■ Available data:
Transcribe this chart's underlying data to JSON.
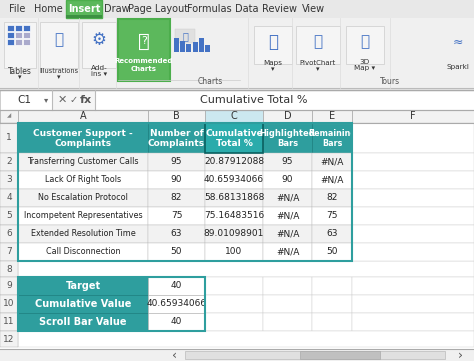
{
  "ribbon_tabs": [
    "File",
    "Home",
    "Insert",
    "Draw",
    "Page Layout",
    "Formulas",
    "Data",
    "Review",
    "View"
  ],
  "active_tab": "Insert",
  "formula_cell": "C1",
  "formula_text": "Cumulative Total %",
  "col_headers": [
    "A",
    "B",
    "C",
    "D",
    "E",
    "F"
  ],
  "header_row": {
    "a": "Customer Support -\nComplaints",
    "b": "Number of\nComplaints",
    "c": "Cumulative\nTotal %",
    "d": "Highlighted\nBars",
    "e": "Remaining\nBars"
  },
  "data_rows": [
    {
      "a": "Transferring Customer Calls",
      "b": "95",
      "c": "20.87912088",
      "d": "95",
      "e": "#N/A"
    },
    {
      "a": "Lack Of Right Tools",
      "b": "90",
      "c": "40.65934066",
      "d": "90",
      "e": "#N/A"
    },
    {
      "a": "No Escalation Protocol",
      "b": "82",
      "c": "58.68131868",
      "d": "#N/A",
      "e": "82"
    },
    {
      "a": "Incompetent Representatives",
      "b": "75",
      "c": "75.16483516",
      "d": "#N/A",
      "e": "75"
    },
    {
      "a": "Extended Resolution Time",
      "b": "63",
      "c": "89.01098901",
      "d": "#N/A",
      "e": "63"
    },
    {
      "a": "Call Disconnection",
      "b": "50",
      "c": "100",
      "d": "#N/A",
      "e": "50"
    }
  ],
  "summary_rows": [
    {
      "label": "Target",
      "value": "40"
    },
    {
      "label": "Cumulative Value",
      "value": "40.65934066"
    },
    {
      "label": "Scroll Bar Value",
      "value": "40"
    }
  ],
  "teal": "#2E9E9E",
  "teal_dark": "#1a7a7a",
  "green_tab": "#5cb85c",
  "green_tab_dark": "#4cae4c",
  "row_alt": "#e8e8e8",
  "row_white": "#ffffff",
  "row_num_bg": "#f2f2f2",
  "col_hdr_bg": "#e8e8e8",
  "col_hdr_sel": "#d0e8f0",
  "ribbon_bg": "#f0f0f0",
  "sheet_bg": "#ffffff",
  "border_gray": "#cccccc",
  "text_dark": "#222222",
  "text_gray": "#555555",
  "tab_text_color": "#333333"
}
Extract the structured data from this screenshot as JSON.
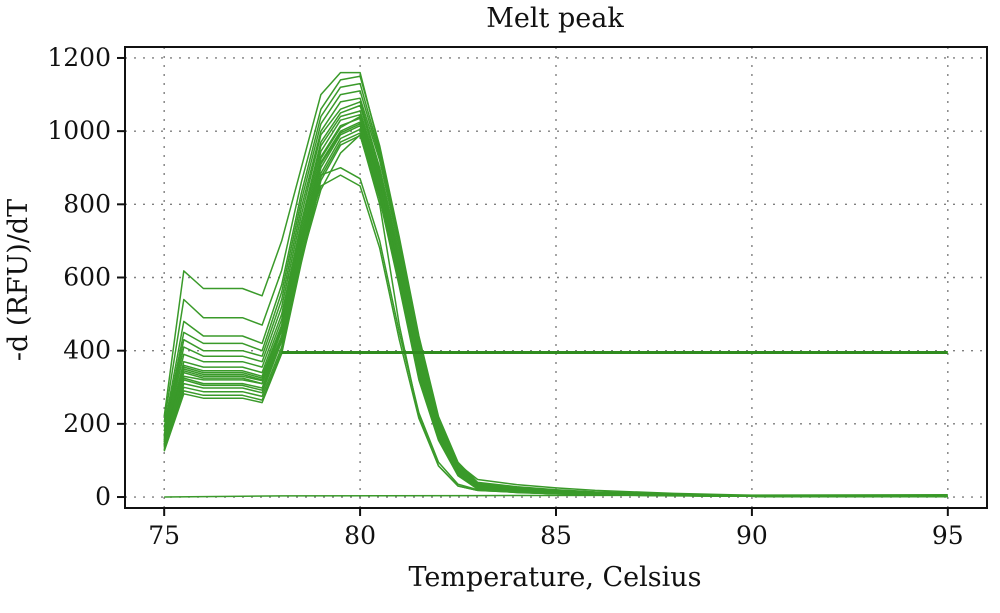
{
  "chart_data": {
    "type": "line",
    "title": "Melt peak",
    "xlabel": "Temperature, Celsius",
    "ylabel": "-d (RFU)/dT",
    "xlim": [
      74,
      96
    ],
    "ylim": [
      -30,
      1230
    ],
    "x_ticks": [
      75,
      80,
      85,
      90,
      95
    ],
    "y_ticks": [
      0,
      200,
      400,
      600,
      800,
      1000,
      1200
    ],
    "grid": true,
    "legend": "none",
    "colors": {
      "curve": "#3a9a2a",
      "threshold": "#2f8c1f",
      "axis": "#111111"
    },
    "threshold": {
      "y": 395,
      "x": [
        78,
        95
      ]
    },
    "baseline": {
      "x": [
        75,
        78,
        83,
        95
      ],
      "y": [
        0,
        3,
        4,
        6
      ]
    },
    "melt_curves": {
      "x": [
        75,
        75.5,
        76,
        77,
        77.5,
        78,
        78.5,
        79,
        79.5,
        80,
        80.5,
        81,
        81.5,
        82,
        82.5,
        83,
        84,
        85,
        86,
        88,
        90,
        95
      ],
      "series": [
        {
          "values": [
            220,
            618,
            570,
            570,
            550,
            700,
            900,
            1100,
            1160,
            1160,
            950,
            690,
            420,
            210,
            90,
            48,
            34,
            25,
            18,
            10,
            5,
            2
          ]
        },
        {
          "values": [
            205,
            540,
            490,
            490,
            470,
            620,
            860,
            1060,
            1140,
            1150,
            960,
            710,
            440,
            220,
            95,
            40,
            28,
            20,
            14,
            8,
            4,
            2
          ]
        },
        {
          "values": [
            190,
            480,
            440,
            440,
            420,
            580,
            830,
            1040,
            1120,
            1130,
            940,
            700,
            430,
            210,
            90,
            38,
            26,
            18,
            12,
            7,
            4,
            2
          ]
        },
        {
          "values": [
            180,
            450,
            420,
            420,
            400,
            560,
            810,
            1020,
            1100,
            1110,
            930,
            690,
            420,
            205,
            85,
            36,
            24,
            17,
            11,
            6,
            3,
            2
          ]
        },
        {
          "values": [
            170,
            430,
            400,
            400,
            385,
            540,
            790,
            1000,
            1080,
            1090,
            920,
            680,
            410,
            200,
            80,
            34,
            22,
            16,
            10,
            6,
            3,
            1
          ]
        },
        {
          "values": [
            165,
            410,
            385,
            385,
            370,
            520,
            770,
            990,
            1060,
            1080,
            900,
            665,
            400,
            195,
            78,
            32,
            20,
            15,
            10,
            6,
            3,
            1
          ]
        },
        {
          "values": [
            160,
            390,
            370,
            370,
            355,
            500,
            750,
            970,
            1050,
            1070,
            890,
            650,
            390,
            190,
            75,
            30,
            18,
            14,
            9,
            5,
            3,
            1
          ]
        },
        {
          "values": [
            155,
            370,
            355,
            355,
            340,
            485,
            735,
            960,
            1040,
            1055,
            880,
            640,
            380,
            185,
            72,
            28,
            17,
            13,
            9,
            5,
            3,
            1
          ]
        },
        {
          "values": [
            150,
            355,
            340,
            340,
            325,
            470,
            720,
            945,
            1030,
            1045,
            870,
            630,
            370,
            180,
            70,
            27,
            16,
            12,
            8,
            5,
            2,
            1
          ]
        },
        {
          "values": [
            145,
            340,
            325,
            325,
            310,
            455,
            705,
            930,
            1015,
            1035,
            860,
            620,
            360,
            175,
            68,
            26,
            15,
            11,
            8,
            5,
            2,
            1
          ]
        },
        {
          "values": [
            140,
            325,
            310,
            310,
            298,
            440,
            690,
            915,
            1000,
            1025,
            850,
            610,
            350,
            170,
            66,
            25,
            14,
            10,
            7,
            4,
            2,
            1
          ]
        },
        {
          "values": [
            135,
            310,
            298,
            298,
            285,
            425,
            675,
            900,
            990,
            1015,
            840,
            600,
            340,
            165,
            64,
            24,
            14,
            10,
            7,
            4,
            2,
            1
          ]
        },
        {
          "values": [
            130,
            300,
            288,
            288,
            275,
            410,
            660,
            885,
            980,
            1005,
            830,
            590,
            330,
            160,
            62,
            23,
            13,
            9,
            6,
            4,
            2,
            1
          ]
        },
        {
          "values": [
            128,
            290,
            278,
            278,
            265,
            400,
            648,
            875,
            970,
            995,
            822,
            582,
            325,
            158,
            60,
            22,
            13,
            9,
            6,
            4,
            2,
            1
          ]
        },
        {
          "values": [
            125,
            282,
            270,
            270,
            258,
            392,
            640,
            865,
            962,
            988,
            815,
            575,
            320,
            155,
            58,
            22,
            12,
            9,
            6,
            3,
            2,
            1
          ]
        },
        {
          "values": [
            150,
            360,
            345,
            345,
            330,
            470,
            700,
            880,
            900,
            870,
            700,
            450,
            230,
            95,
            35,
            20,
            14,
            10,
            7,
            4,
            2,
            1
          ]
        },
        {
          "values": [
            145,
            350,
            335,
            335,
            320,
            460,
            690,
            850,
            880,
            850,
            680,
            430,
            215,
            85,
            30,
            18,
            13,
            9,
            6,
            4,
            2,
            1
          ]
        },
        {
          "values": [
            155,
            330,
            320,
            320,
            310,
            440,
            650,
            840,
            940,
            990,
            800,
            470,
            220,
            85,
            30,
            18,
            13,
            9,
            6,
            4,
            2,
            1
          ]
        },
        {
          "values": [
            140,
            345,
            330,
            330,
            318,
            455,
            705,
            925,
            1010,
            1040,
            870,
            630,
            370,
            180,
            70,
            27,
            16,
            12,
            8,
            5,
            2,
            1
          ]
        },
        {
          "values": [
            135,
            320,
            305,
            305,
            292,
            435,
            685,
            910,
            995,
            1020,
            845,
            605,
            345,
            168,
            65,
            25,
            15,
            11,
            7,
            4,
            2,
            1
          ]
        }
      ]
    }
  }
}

■ Exercise objective: Take each line containing the string "this" and copy it out.

■ The reply:
Transcribe this chart's underlying data to JSON.
Extract the structured data from this screenshot as JSON.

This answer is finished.